- Document page entries with text
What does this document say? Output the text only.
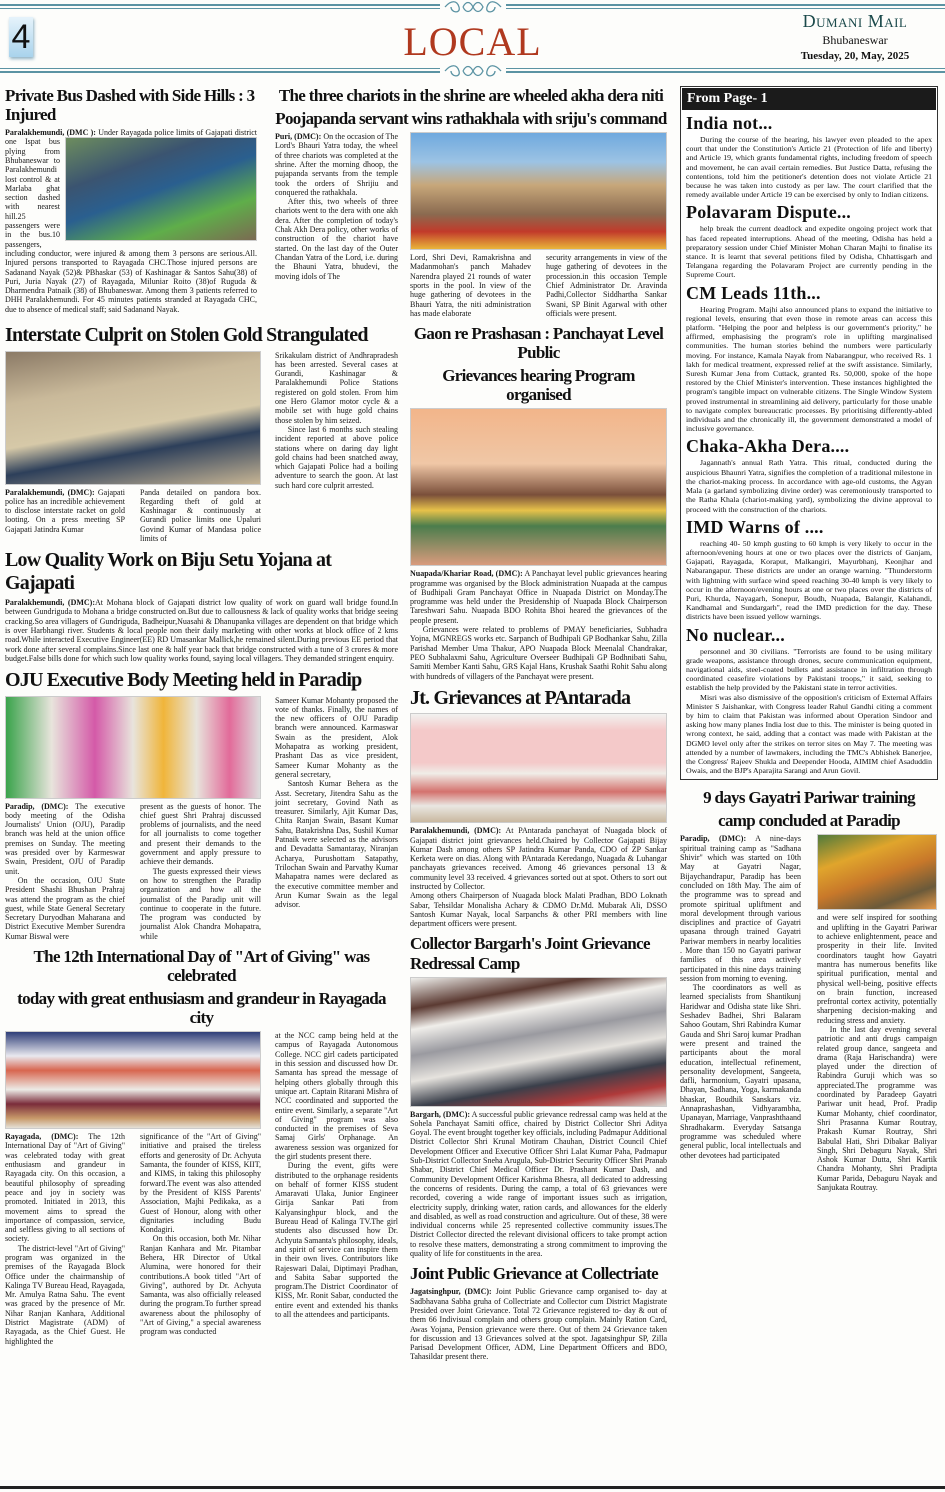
4	LOCAL	Dumani Mail
Bhubaneswar
Tuesday, 20, May, 2025
Private Bus Dashed with Side Hills : 3 Injured

Paralakhemundi, (DMC ): Under Rayagada police limits of Gajapati district one Ispat bus plying from Bhubaneswar to Paralakhemundi lost control & at Marlaba ghat section dashed with nearest hill.25 passengers were in the bus.10 passengers, including conductor, were injured & among them 3 persons are serious.All. Injured persons transported to Rayagada CHC.Those injured persons are Sadanand Nayak (52)& PBhaskar (53) of Kashinagar & Santos Sahu(38) of Puri, Juria Nayak (27) of Rayagada, Miluniar Roito (38)of Ruguda & Dharmendra Patnaik (38) of Bhubaneswar. Among them 3 patients referred to DHH Paralakhemundi. For 45 minutes patients stranded at Rayagada CHC, due to absence of medical staff; said Sadanand Nayak.

The three chariots in the shrine are wheeled akha dera niti
Poojapanda servant wins rathakhala with sriju's command

Puri, (DMC): On the occasion of The Lord's Bhauri Yatra today, the wheel of three chariots was completed at the shrine. After the morning dhoop, the pujapanda servants from the temple took the orders of Shrijiu and conquered the rathakhala.

After this, two wheels of three chariots went to the dera with one akh dera. After the completion of today's Chak Akh Dera policy, other works of construction of the chariot have started. On the last day of the Outer Chandan Yatra of the Lord, i.e. during the Bhauni Yatra, bhudevi, the moving idols of The

Lord, Shri Devi, Ramakrishna and Madanmohan's panch Mahadev Narendra played 21 rounds of water sports in the pool. In view of the huge gathering of devotees in the Bhauri Yatra, the niti administration has made elaborate
security arrangements in view of the huge gathering of devotees in the procession.in this occasion Temple Chief Administrator Dr. Aravinda Padhi,Collector Siddhartha Sankar Swani, SP Binit Agarwal with other officials were present.
Interstate Culprit on Stolen Gold Strangulated

Paralakhemundi, (DMC): Gajapati police has an incredible achievement to disclose interstate racket on gold looting. On a press meeting SP Gajapati Jatindra Kumar

Panda detailed on pandora box. Regarding theft of gold at Kashinagar & continuously at Gurandi police limits one Upaluri Govind Kumar of Mandasa police limits of

Srikakulam district of Andhrapradesh has been arrested. Several cases at Gurandi, Kashinagar & Paralakhemundi Police Stations registered on gold stolen. From him one Hero Glamor motor cycle & a mobile set with huge gold chains those stolen by him seized.

Since last 6 months such stealing incident reported at above police stations where on daring day light gold chains had been snatched away, which Gajapati Police had a boiling adventure to search the goon. At last such hard core culprit arrested.

Low Quality Work on Biju Setu Yojana at Gajapati

Paralakhemundi, (DMC):At Mohana block of Gajapati district low quality of work on guard wall bridge found.In between Gundriguda to Mohana a bridge constructed on.But due to callousness & lack of quality works that bridge seeing cracking.So area villagers of Gundriguda, Badheipur,Nuasahi & Dhanupanka villages are dependent on that bridge which is over Harbhangi river. Students & local people non their daily marketing with other works at block office of 2 kms road.While interacted Executive Engineer(EE) RD Umasankar Mallick,he remained silent.During previous EE period that work done after several complains.Since last one & half year back that bridge constructed with a tune of 3 crores & more budget.False bills done for which such low quality works found, saying local villagers. They demanded stringent enquiry.

OJU Executive Body Meeting held in Paradip

Paradip, (DMC): The executive body meeting of the Odisha Journalists' Union (OJU), Paradip branch was held at the union office premises on Sunday. The meeting was presided over by Karmeswar Swain, President, OJU of Paradip unit.

On the occasion, OJU State President Shashi Bhushan Prahraj was attend the program as the chief guest, while State General Secretary Secretary Duryodhan Maharana and District Executive Member Surendra Kumar Biswal were

present as the guests of honor. The chief guest Shri Prahraj discussed problems of journalists, and the need for all journalists to come together and present their demands to the government and apply pressure to achieve their demands.

The guests expressed their views on how to strengthen the Paradip organization and how all the journalist of the Paradip unit will continue to cooperate in the future. The program was conducted by journalist Alok Chandra Mohapatra, while

Sameer Kumar Mohanty proposed the vote of thanks. Finally, the names of the new officers of OJU Paradip branch were announced. Karmaswar Swain as the president, Alok Mohapatra as working president, Prashant Das as vice president, Sameer Kumar Mohanty as the general secretary,

Santosh Kumar Behera as the Asst. Secretary, Jitendra Sahu as the joint secretary, Govind Nath as treasurer. Similarly, Ajit Kumar Das, Chita Ranjan Swain, Basant Kumar Sahu, Batakrishna Das, Sushil Kumar Patnaik were selected as the advisors and Devadatta Samantaray, Niranjan Acharya, Purushottam Satapathy, Trilochan Swain and Parvathy Kumar Mahapatra names were declared as the executive committee member and Arun Kumar Swain as the legal advisor.

The 12th International Day of "Art of Giving" was celebrated
today with great enthusiasm and grandeur in Rayagada city

Rayagada, (DMC): The 12th International Day of "Art of Giving" was celebrated today with great enthusiasm and grandeur in Rayagada city. On this occasion, a beautiful philosophy of spreading peace and joy in society was promoted. Initiated in 2013, this movement aims to spread the importance of compassion, service, and selfless giving to all sections of society.

The district-level "Art of Giving" program was organized in the premises of the Rayagada Block Office under the chairmanship of Kalinga TV Bureau Head, Rayagada, Mr. Amulya Ratna Sahu. The event was graced by the presence of Mr. Nihar Ranjan Kanhara, Additional District Magistrate (ADM) of Rayagada, as the Chief Guest. He highlighted the

significance of the "Art of Giving" initiative and praised the tireless efforts and generosity of Dr. Achyuta Samanta, the founder of KISS, KIIT, and KIMS, in taking this philosophy forward.The event was also attended by the President of KISS Parents' Association, Majhi Pedikaka, as a Guest of Honour, along with other dignitaries including Budu Kondagiri.

On this occasion, both Mr. Nihar Ranjan Kanhara and Mr. Pitambar Behera, HR Director of Utkal Alumina, were honored for their contributions.A book titled "Art of Giving", authored by Dr. Achyuta Samanta, was also officially released during the program.To further spread awareness about the philosophy of "Art of Giving," a special awareness program was conducted

at the NCC camp being held at the campus of Rayagada Autonomous College. NCC girl cadets participated in this session and discussed how Dr. Samanta has spread the message of helping others globally through this unique art. Captain Ritarani Mishra of NCC coordinated and supported the entire event. Similarly, a separate "Art of Giving" program was also conducted in the premises of Seva Samaj Girls' Orphanage. An awareness session was organized for the girl students present there.

During the event, gifts were distributed to the orphanage residents on behalf of former KISS student Amaravati Ulaka, Junior Engineer Girija Sankar Pati from Kalyansinghpur block, and the Bureau Head of Kalinga TV.The girl students also discussed how Dr. Achyuta Samanta's philosophy, ideals, and spirit of service can inspire them in their own lives. Contributors like Rajeswari Dalai, Diptimayi Pradhan, and Sabita Sabar supported the program.The District Coordinator of KISS, Mr. Ronit Sabar, conducted the entire event and extended his thanks to all the attendees and participants.

Gaon re Prashasan : Panchayat Level Public
Grievances hearing Program organised

Nuapada/Khariar Road, (DMC): A Panchayat level public grievances hearing programme was organised by the Block administration Nuapada at the campus of Budhipali Gram Panchayat Office in Nuapada District on Monday.The programme was held under the Presidenship of Nuapada Block Chairperson Tareshwari Sahu. Nuapada BDO Rohita Bhoi heared the grievances of the people present.

Grievances were related to problems of PMAY beneficiaries, Subhadra Yojna, MGNREGS works etc. Sarpanch of Budhipali GP Bodhankar Sahu, Zilla Parishad Member Uma Thakur, APO Nuapada Block Meenalal Chandrakar, PEO Subhalaxmi Sahu, Agriculture Overseer Budhipali GP Bodhnibati Sahu, Samiti Member Kanti Sahu, GRS Kajal Hans, Krushak Saathi Rohit Sahu along with hundreds of villagers of the Panchayat were present.

Jt. Grievances at PAntarada

Paralakhemundi, (DMC): At PAntarada panchayat of Nuagada block of Gajapati district joint grievances held.Chaired by Collector Gajapati Bijay Kumar Dash among others SP Jatindra Kumar Panda, CDO of ZP Sankar Kerketa were on dias. Along with PAntarada Keredango, Nuagada & Luhangar panchayats grievances received. Among 46 grievances personal 13 & community level 33 received. 4 grievances sorted out at spot. Others to sort out instructed by Collector.

Among others Chairperson of Nuagada block Malati Pradhan, BDO Loknath Sabar, Tehsildar Monalisha Achary & CDMO Dr.Md. Mubarak Ali, DSSO Santosh Kumar Nayak, local Sarpanchs & other PRI members with line department officers were present.

Collector Bargarh's Joint Grievance Redressal Camp

Bargarh, (DMC): A successful public grievance redressal camp was held at the Sohela Panchayat Samiti office, chaired by District Collector Shri Aditya Goyal. The event brought together key officials, including Padmapur Additional District Collector Shri Krunal Motiram Chauhan, District Council Chief Development Officer and Executive Officer Shri Lalat Kumar Paha, Padmapur Sub-District Collector Sneha Arugula, Sub-District Security Officer Shri Pranab Shabar, District Chief Medical Officer Dr. Prashant Kumar Dash, and Community Development Officer Karishma Bhesra, all dedicated to addressing the concerns of residents. During the camp, a total of 63 grievances were recorded, covering a wide range of important issues such as irrigation, electricity supply, drinking water, ration cards, and allowances for the elderly and disabled, as well as road construction and agriculture. Out of these, 38 were individual concerns while 25 represented collective community issues.The District Collector directed the relevant divisional officers to take prompt action to resolve these matters, demonstrating a strong commitment to improving the quality of life for constituents in the area.

Joint Public Grievance at Collectriate

Jagatsinghpur, (DMC): Joint Public Grievance camp organised to- day at Sadbhavana Sabha gruha of Collectriate and Collector cum District Magistrate Presided over Joint Grievance. Total 72 Grievance registered to- day & out of them 66 Indivisual complain and others group complain. Mainly Ration Card, Awas Yojana, Pension grievance were there. Out of them 24 Grievance taken for discussion and 13 Grievances solved at the spot. Jagatsinghpur SP, Zilla Parisad Development Officer, ADM, Line Department Officers and BDO, Tahasildar present there.

From Page- 1
India not...

During the course of the hearing, his lawyer even pleaded to the apex court that under the Constitution's Article 21 (Protection of life and liberty) and Article 19, which grants fundamental rights, including freedom of speech and movement, he can avail certain remedies. But Justice Datta, refusing the contentions, told him the petitioner's detention does not violate Article 21 because he was taken into custody as per law. The court clarified that the remedy available under Article 19 can be exercised by only to Indian citizens.

Polavaram Dispute...

help break the current deadlock and expedite ongoing project work that has faced repeated interruptions. Ahead of the meeting, Odisha has held a preparatory session under Chief Minister Mohan Charan Majhi to finalise its stance. It is learnt that several petitions filed by Odisha, Chhattisgarh and Telangana regarding the Polavaram Project are currently pending in the Supreme Court.

CM Leads 11th...

Hearing Program. Majhi also announced plans to expand the initiative to regional levels, ensuring that even those in remote areas can access this platform. "Helping the poor and helpless is our government's priority," he affirmed, emphasising the program's role in uplifting marginalised communities. The human stories behind the numbers were particularly moving. For instance, Kamala Nayak from Nabarangpur, who received Rs. 1 lakh for medical treatment, expressed relief at the swift assistance. Similarly, Suresh Kumar Jena from Cuttack, granted Rs. 50,000, spoke of the hope restored by the Chief Minister's intervention. These instances highlighted the program's tangible impact on vulnerable citizens. The Single Window System proved instrumental in streamlining aid delivery, particularly for those unable to navigate complex bureaucratic processes. By prioritising differently-abled individuals and the chronically ill, the government demonstrated a model of inclusive governance.

Chaka-Akha Dera....

Jagannath's annual Rath Yatra. This ritual, conducted during the auspicious Bhaunri Yatra, signifies the completion of a traditional milestone in the chariot-making process. In accordance with age-old customs, the Agyan Mala (a garland symbolizing divine order) was ceremoniously transported to the Ratha Khala (chariot-making yard), symbolizing the divine approval to proceed with the construction of the chariots.

IMD Warns of ....

reaching 40- 50 kmph gusting to 60 kmph is very likely to occur in the afternoon/evening hours at one or two places over the districts of Ganjam, Gajapati, Rayagada, Koraput, Malkangiri, Mayurbhanj, Keonjhar and Nabarangapur. These districts are under an orange warning. "Thunderstorm with lightning with surface wind speed reaching 30-40 kmph is very likely to occur in the afternoon/evening hours at one or two places over the districts of Puri, Khurda, Nayagarh, Sonepur, Boudh, Nuapada, Balangir, Kalahandi, Kandhamal and Sundargarh", read the IMD prediction for the day. These districts have been issued yellow warnings.

No nuclear...

personnel and 30 civilians. "Terrorists are found to be using military grade weapons, assistance through drones, secure communication equipment, navigational aids, steel-coated bullets and assistance in infiltration through coordinated ceasefire violations by Pakistani troops," it said, seeking to establish the help provided by the Pakistani state in terror activities.

Misri was also dismissive of the opposition's criticism of External Affairs Minister S Jaishankar, with Congress leader Rahul Gandhi citing a comment by him to claim that Pakistan was informed about Operation Sindoor and asking how many planes India lost due to this. The minister is being quoted in wrong context, he said, adding that a contact was made with Pakistan at the DGMO level only after the strikes on terror sites on May 7. The meeting was attended by a number of lawmakers, including the TMC's Abhishek Banerjee, the Congress' Rajeev Shukla and Deepender Hooda, AIMIM chief Asaduddin Owais, and the BJP's Aparajita Sarangi and Arun Govil.

9 days Gayatri Pariwar training
camp concluded at Paradip

Paradip, (DMC): A nine-days spiritual training camp as "Sadhana Shivir" which was started on 10th May at Gayatri Nagar, Bijaychandrapur, Paradip has been concluded on 18th May. The aim of the programme was to spread and promote spiritual upliftment and moral development through various disciplines and practice of Gayatri upasana through trained Gayatri Pariwar members in nearby localities . More than 150 no Gayatri pariwar families of this area actively participated in this nine days training session from morning to evening.

The coordinators as well as learned specialists from Shantikunj Haridwar and Odisha state like Shri. Seshadev Badhei, Shri Balaram Sahoo Goutam, Shri Rabindra Kumar Gauda and Shri Saroj kumar Pradhan were present and trained the participants about the moral education, intellectual refinement, personality development, Sangeeta, dafli, harmonium, Gayatri upasana, Dhayan, Sadhana, Yoga, karmakanda bhaskar, Boudhik Sanskars viz. Annaprashashan, Vidhyarambha, Upanayan, Marriage, Vanprashthaand Shradhakarm. Everyday Satsanga programme was scheduled where general public, local intellectuals and other devotees had participated

and were self inspired for soothing and uplifting in the Gayatri Pariwar to achieve enlightenment, peace and prosperity in their life. Invited coordinators taught how Gayatri mantra has numerous benefits like spiritual purification, mental and physical well-being, positive effects on brain function, increased prefrontal cortex activity, potentially sharpening decision-making and reducing stress and anxiety.

In the last day evening several patriotic and anti drugs campaign related group dance, sangeeta and drama (Raja Harischandra) were played under the direction of Rabindra Guruji which was so appreciated.The programme was coordinated by Paradeep Gayatri Pariwar unit head, Prof. Pradip Kumar Mohanty, chief coordinator, Shri Prasanna Kumar Routray, Prakash Kumar Routray, Shri Babulal Hati, Shri Dibakar Baliyar Singh, Shri Debaguru Nayak, Shri Ashok Kumar Dutta, Shri Kartik Chandra Mohanty, Shri Pradipta Kumar Parida, Debaguru Nayak and Sanjukata Routray.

- TASK TO CARRY OUT
Working through the entries above, copy every line in which "rathakhala" is found.

- EXERCISE ANSWER
Poojapanda servant wins rathakhala with sriju's command
Puri, (DMC): On the occasion of The Lord's Bhauri Yatra today, the wheel of three chariots was completed at the shrine. After the morning dhoop, the pujapanda servants from the temple took the orders of Shrijiu and conquered the rathakhala.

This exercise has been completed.